» **DATASET CONTENT**
>> START

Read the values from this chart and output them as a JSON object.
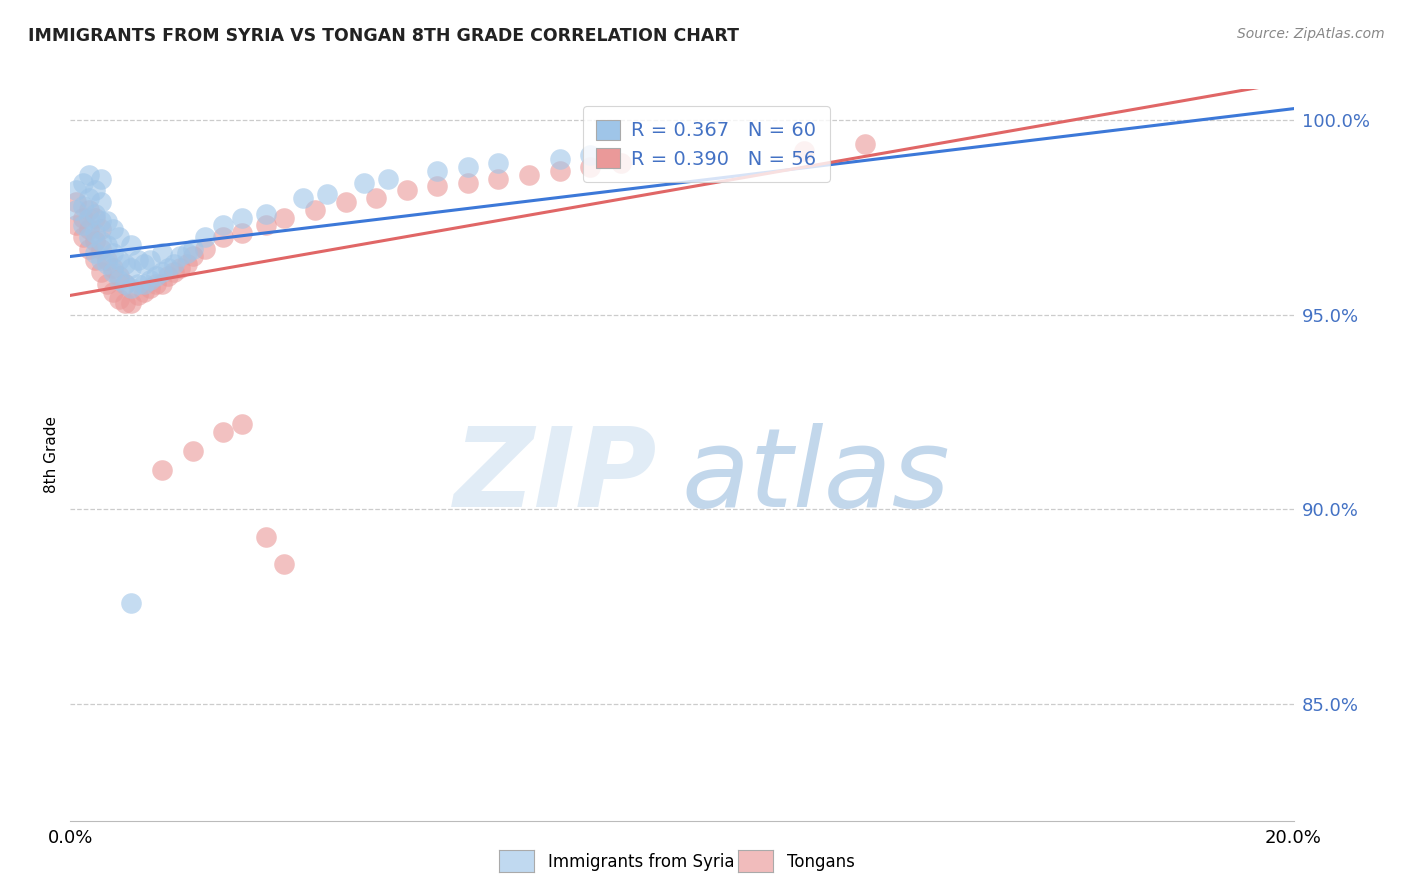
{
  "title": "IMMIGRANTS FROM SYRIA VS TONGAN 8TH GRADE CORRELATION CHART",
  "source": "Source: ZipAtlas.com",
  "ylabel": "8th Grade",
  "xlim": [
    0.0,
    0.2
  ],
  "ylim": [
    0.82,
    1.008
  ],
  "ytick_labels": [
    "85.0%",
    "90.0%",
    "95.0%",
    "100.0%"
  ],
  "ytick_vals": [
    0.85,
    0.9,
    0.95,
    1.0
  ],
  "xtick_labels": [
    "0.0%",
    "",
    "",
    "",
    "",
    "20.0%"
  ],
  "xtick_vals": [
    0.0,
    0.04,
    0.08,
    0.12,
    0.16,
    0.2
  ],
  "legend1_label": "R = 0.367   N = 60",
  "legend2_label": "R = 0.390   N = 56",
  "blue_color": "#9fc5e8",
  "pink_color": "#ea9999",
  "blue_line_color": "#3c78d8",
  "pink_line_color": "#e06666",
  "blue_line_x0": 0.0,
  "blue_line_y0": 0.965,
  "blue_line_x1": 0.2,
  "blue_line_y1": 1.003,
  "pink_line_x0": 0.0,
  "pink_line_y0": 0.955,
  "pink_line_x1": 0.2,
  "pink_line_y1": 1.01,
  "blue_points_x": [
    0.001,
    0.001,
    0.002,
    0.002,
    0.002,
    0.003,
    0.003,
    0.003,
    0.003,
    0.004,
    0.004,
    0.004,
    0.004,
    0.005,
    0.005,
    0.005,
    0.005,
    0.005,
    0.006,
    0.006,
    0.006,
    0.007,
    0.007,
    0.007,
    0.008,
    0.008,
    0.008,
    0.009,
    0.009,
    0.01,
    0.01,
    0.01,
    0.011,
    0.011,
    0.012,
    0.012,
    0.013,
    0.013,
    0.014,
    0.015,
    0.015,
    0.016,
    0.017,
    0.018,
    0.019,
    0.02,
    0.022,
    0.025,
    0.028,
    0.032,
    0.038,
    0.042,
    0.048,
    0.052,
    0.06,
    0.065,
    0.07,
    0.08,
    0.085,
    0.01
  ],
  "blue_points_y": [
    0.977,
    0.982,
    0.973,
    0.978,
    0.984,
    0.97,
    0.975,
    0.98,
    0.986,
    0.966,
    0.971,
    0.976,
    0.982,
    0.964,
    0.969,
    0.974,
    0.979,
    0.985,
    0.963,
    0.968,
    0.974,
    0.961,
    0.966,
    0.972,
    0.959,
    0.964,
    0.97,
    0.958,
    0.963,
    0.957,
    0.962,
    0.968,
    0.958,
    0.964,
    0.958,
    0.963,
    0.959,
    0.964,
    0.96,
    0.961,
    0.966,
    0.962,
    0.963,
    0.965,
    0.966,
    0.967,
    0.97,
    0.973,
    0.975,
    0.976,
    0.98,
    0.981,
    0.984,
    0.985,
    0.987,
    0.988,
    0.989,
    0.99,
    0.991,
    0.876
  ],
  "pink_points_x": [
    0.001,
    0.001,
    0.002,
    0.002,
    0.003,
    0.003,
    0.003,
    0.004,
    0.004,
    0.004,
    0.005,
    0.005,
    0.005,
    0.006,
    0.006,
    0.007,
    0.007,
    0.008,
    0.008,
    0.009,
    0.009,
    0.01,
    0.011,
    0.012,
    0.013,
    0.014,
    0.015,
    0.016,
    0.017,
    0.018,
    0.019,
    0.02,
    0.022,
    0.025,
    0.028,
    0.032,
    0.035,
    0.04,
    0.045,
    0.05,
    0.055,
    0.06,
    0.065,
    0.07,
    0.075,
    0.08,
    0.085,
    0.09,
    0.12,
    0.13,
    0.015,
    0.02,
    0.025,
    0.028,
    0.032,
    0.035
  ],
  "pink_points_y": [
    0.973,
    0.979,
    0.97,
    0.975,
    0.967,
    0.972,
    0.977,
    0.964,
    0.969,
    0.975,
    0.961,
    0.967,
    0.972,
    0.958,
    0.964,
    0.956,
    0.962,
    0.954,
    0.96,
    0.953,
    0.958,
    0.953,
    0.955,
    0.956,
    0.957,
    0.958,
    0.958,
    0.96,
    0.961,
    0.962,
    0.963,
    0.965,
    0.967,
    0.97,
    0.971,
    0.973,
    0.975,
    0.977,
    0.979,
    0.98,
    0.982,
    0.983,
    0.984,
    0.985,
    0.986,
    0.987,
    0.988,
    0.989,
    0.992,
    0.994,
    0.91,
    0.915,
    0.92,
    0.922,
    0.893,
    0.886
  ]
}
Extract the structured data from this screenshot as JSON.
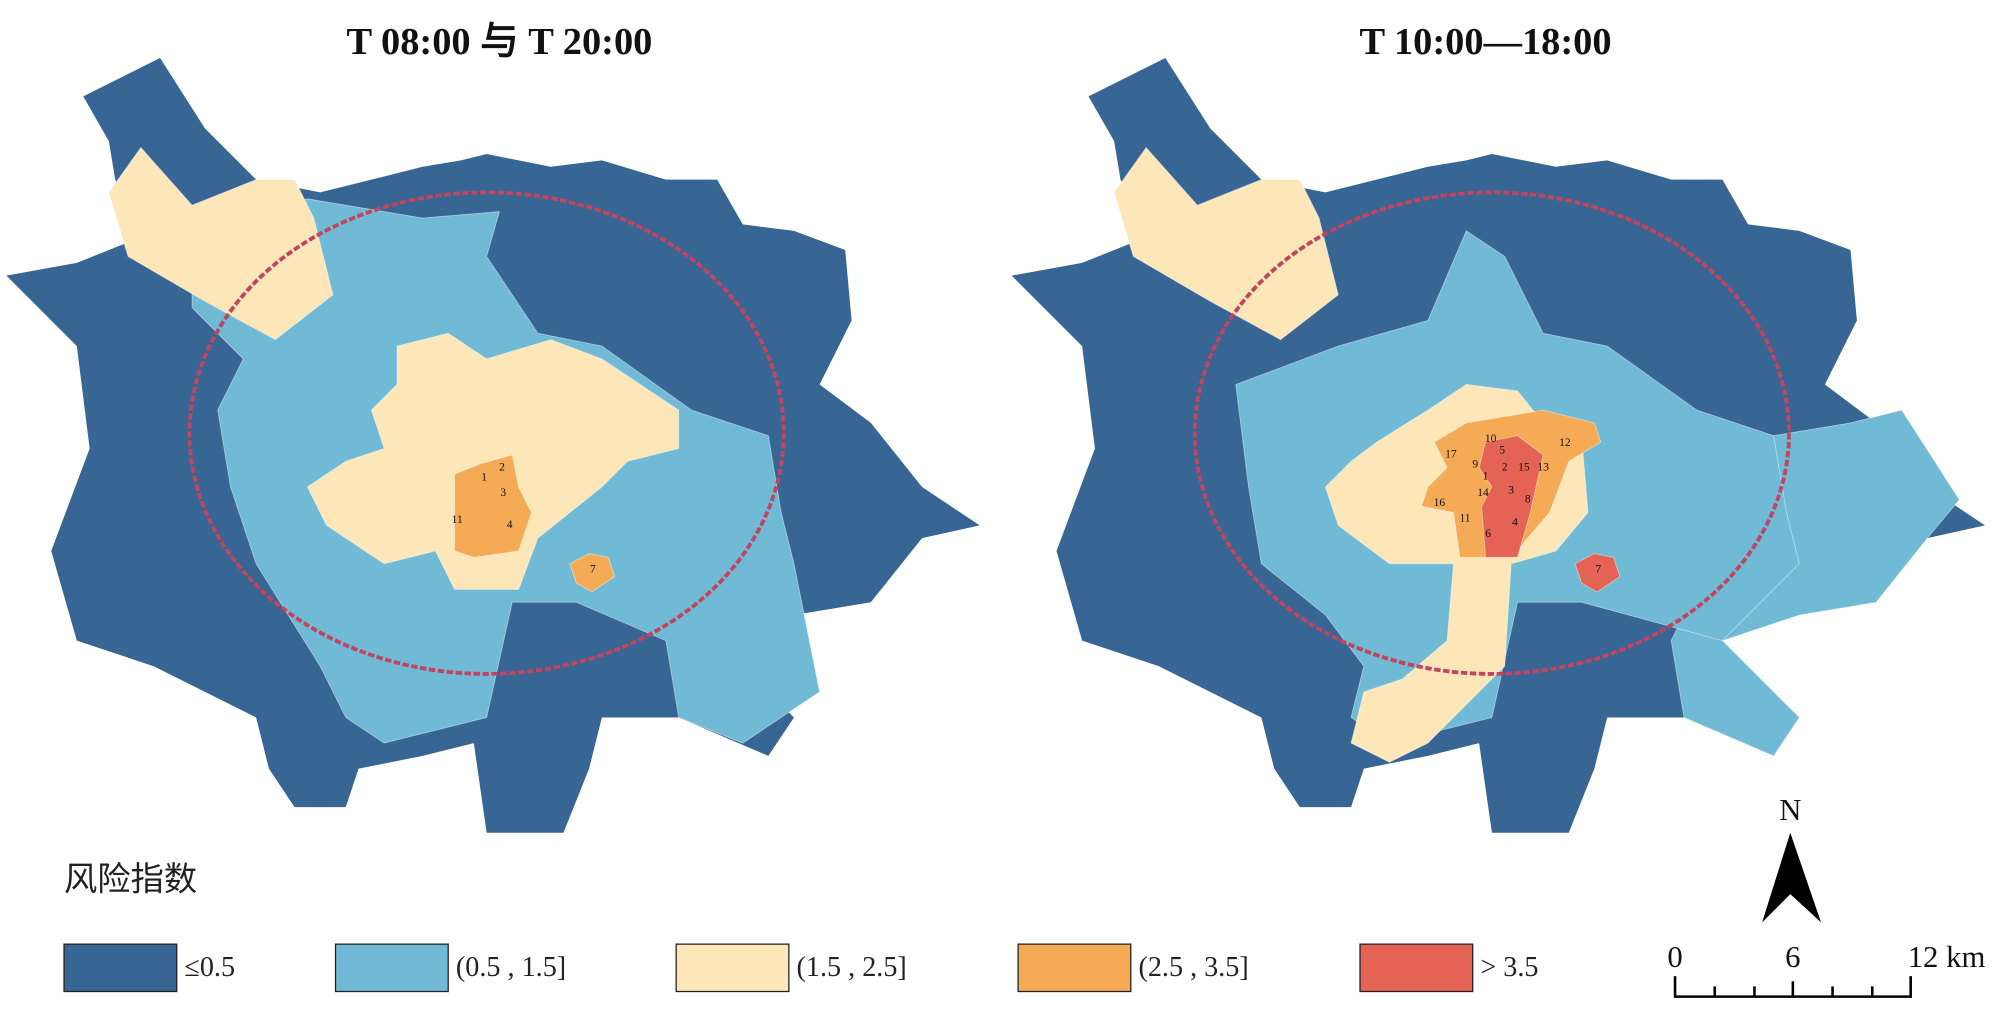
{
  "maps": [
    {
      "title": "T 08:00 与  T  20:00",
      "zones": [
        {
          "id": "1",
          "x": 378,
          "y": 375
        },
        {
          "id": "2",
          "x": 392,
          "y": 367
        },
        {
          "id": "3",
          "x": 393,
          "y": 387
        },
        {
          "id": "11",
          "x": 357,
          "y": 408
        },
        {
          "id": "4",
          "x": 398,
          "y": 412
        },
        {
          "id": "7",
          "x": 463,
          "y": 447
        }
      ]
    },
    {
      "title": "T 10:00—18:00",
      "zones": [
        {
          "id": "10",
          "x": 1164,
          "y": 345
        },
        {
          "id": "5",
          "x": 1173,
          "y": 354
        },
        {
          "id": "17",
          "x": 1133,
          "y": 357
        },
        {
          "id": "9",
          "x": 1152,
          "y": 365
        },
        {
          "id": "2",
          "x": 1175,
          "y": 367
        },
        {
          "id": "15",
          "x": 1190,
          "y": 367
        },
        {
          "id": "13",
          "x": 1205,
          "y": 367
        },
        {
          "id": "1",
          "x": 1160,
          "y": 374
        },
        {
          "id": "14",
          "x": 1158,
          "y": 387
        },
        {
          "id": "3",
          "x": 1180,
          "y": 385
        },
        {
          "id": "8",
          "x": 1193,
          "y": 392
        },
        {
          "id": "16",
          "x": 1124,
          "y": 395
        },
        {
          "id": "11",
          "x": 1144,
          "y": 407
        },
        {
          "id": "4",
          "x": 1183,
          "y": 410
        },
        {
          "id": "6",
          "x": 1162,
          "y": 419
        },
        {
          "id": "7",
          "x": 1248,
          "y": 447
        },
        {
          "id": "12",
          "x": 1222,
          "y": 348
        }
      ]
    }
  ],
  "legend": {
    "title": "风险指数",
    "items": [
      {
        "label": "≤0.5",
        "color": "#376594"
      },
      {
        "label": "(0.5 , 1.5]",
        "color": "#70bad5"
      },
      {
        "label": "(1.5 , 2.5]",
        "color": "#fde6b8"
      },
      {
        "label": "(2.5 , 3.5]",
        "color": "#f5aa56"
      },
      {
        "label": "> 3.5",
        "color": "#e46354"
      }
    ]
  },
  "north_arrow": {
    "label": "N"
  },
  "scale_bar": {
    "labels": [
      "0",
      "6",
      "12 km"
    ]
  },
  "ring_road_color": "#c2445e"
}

>> END

» **TASK REQUIREMENTS**
Write out each line of the data exactly; the images should be left out.

» **TASK SOLUTION**
Read the values from this chart and output them as a JSON object.
{
  "title": "IMMIGRANTS FROM SYRIA VS TONGAN 8TH GRADE CORRELATION CHART",
  "source": "Source: ZipAtlas.com",
  "ylabel": "8th Grade",
  "xlim": [
    0.0,
    0.2
  ],
  "ylim": [
    0.82,
    1.008
  ],
  "ytick_labels": [
    "85.0%",
    "90.0%",
    "95.0%",
    "100.0%"
  ],
  "ytick_vals": [
    0.85,
    0.9,
    0.95,
    1.0
  ],
  "xtick_labels": [
    "0.0%",
    "",
    "",
    "",
    "",
    "20.0%"
  ],
  "xtick_vals": [
    0.0,
    0.04,
    0.08,
    0.12,
    0.16,
    0.2
  ],
  "legend1_label": "R = 0.367   N = 60",
  "legend2_label": "R = 0.390   N = 56",
  "blue_color": "#9fc5e8",
  "pink_color": "#ea9999",
  "blue_line_color": "#3c78d8",
  "pink_line_color": "#e06666",
  "blue_line_x0": 0.0,
  "blue_line_y0": 0.965,
  "blue_line_x1": 0.2,
  "blue_line_y1": 1.003,
  "pink_line_x0": 0.0,
  "pink_line_y0": 0.955,
  "pink_line_x1": 0.2,
  "pink_line_y1": 1.01,
  "blue_points_x": [
    0.001,
    0.001,
    0.002,
    0.002,
    0.002,
    0.003,
    0.003,
    0.003,
    0.003,
    0.004,
    0.004,
    0.004,
    0.004,
    0.005,
    0.005,
    0.005,
    0.005,
    0.005,
    0.006,
    0.006,
    0.006,
    0.007,
    0.007,
    0.007,
    0.008,
    0.008,
    0.008,
    0.009,
    0.009,
    0.01,
    0.01,
    0.01,
    0.011,
    0.011,
    0.012,
    0.012,
    0.013,
    0.013,
    0.014,
    0.015,
    0.015,
    0.016,
    0.017,
    0.018,
    0.019,
    0.02,
    0.022,
    0.025,
    0.028,
    0.032,
    0.038,
    0.042,
    0.048,
    0.052,
    0.06,
    0.065,
    0.07,
    0.08,
    0.085,
    0.01
  ],
  "blue_points_y": [
    0.977,
    0.982,
    0.973,
    0.978,
    0.984,
    0.97,
    0.975,
    0.98,
    0.986,
    0.966,
    0.971,
    0.976,
    0.982,
    0.964,
    0.969,
    0.974,
    0.979,
    0.985,
    0.963,
    0.968,
    0.974,
    0.961,
    0.966,
    0.972,
    0.959,
    0.964,
    0.97,
    0.958,
    0.963,
    0.957,
    0.962,
    0.968,
    0.958,
    0.964,
    0.958,
    0.963,
    0.959,
    0.964,
    0.96,
    0.961,
    0.966,
    0.962,
    0.963,
    0.965,
    0.966,
    0.967,
    0.97,
    0.973,
    0.975,
    0.976,
    0.98,
    0.981,
    0.984,
    0.985,
    0.987,
    0.988,
    0.989,
    0.99,
    0.991,
    0.876
  ],
  "pink_points_x": [
    0.001,
    0.001,
    0.002,
    0.002,
    0.003,
    0.003,
    0.003,
    0.004,
    0.004,
    0.004,
    0.005,
    0.005,
    0.005,
    0.006,
    0.006,
    0.007,
    0.007,
    0.008,
    0.008,
    0.009,
    0.009,
    0.01,
    0.011,
    0.012,
    0.013,
    0.014,
    0.015,
    0.016,
    0.017,
    0.018,
    0.019,
    0.02,
    0.022,
    0.025,
    0.028,
    0.032,
    0.035,
    0.04,
    0.045,
    0.05,
    0.055,
    0.06,
    0.065,
    0.07,
    0.075,
    0.08,
    0.085,
    0.09,
    0.12,
    0.13,
    0.015,
    0.02,
    0.025,
    0.028,
    0.032,
    0.035
  ],
  "pink_points_y": [
    0.973,
    0.979,
    0.97,
    0.975,
    0.967,
    0.972,
    0.977,
    0.964,
    0.969,
    0.975,
    0.961,
    0.967,
    0.972,
    0.958,
    0.964,
    0.956,
    0.962,
    0.954,
    0.96,
    0.953,
    0.958,
    0.953,
    0.955,
    0.956,
    0.957,
    0.958,
    0.958,
    0.96,
    0.961,
    0.962,
    0.963,
    0.965,
    0.967,
    0.97,
    0.971,
    0.973,
    0.975,
    0.977,
    0.979,
    0.98,
    0.982,
    0.983,
    0.984,
    0.985,
    0.986,
    0.987,
    0.988,
    0.989,
    0.992,
    0.994,
    0.91,
    0.915,
    0.92,
    0.922,
    0.893,
    0.886
  ]
}
Extract the structured data from this screenshot as JSON.
{
  "maps": [
    {
      "title": "T 08:00 与  T  20:00",
      "zones": [
        {
          "id": "1",
          "x": 378,
          "y": 375
        },
        {
          "id": "2",
          "x": 392,
          "y": 367
        },
        {
          "id": "3",
          "x": 393,
          "y": 387
        },
        {
          "id": "11",
          "x": 357,
          "y": 408
        },
        {
          "id": "4",
          "x": 398,
          "y": 412
        },
        {
          "id": "7",
          "x": 463,
          "y": 447
        }
      ]
    },
    {
      "title": "T 10:00—18:00",
      "zones": [
        {
          "id": "10",
          "x": 1164,
          "y": 345
        },
        {
          "id": "5",
          "x": 1173,
          "y": 354
        },
        {
          "id": "17",
          "x": 1133,
          "y": 357
        },
        {
          "id": "9",
          "x": 1152,
          "y": 365
        },
        {
          "id": "2",
          "x": 1175,
          "y": 367
        },
        {
          "id": "15",
          "x": 1190,
          "y": 367
        },
        {
          "id": "13",
          "x": 1205,
          "y": 367
        },
        {
          "id": "1",
          "x": 1160,
          "y": 374
        },
        {
          "id": "14",
          "x": 1158,
          "y": 387
        },
        {
          "id": "3",
          "x": 1180,
          "y": 385
        },
        {
          "id": "8",
          "x": 1193,
          "y": 392
        },
        {
          "id": "16",
          "x": 1124,
          "y": 395
        },
        {
          "id": "11",
          "x": 1144,
          "y": 407
        },
        {
          "id": "4",
          "x": 1183,
          "y": 410
        },
        {
          "id": "6",
          "x": 1162,
          "y": 419
        },
        {
          "id": "7",
          "x": 1248,
          "y": 447
        },
        {
          "id": "12",
          "x": 1222,
          "y": 348
        }
      ]
    }
  ],
  "legend": {
    "title": "风险指数",
    "items": [
      {
        "label": "≤0.5",
        "color": "#376594"
      },
      {
        "label": "(0.5 , 1.5]",
        "color": "#70bad5"
      },
      {
        "label": "(1.5 , 2.5]",
        "color": "#fde6b8"
      },
      {
        "label": "(2.5 , 3.5]",
        "color": "#f5aa56"
      },
      {
        "label": "> 3.5",
        "color": "#e46354"
      }
    ]
  },
  "north_arrow": {
    "label": "N"
  },
  "scale_bar": {
    "labels": [
      "0",
      "6",
      "12 km"
    ]
  },
  "ring_road_color": "#c2445e"
}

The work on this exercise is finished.